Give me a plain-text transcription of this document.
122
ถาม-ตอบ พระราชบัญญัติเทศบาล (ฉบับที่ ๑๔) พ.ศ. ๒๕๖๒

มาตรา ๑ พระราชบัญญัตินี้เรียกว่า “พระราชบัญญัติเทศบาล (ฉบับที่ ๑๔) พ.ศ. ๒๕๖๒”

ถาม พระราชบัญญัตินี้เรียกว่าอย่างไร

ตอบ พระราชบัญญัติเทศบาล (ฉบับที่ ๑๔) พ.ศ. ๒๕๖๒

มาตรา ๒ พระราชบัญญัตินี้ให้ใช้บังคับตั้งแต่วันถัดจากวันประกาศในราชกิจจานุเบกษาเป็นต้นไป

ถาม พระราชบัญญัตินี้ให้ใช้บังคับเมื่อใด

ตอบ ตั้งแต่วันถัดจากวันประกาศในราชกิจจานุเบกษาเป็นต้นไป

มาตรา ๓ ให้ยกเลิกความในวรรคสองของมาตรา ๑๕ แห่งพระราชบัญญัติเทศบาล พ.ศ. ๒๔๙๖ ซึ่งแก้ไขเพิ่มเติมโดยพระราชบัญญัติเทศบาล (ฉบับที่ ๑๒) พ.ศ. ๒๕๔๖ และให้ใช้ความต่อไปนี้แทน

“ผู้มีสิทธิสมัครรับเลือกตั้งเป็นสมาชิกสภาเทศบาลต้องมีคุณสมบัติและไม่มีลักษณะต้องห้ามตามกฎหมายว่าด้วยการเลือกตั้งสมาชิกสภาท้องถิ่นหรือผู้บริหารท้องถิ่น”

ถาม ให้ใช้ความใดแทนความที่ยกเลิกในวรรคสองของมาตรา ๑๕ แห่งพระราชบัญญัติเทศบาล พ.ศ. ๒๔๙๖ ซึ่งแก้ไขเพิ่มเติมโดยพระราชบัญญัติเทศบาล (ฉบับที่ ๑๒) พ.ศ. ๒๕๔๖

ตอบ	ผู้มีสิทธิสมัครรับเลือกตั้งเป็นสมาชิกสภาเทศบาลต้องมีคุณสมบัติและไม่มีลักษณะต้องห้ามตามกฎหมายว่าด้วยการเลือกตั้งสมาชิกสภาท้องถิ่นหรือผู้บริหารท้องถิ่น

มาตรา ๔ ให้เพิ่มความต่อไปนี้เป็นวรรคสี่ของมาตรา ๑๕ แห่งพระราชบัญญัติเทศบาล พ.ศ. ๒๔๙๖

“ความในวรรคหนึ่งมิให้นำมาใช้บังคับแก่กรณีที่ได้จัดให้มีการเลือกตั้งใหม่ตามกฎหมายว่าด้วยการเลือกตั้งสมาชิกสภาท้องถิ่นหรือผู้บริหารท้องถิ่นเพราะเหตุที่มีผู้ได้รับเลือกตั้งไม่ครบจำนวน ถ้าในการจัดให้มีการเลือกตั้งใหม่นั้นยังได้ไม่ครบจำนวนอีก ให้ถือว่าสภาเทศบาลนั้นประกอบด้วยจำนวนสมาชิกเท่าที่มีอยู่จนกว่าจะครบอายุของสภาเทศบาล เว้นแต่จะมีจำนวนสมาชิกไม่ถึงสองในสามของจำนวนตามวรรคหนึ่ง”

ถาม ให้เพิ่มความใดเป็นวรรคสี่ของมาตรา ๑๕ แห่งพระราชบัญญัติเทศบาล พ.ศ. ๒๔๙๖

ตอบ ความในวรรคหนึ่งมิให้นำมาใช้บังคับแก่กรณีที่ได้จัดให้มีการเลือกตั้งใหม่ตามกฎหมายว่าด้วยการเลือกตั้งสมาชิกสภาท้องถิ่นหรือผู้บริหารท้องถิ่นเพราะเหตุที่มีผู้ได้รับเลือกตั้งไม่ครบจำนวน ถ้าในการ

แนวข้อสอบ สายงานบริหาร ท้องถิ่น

## [THE PROBLEM]
Collect the complete line wherever the string "นประกาศในราชก" appears in the records.

## [FINISHED ANSWER]
มาตรา ๒ พระราชบัญญัตินี้ให้ใช้บังคับตั้งแต่วันถัดจากวันประกาศในราชกิจจานุเบกษาเป็นต้นไป
ตอบ ตั้งแต่วันถัดจากวันประกาศในราชกิจจานุเบกษาเป็นต้นไป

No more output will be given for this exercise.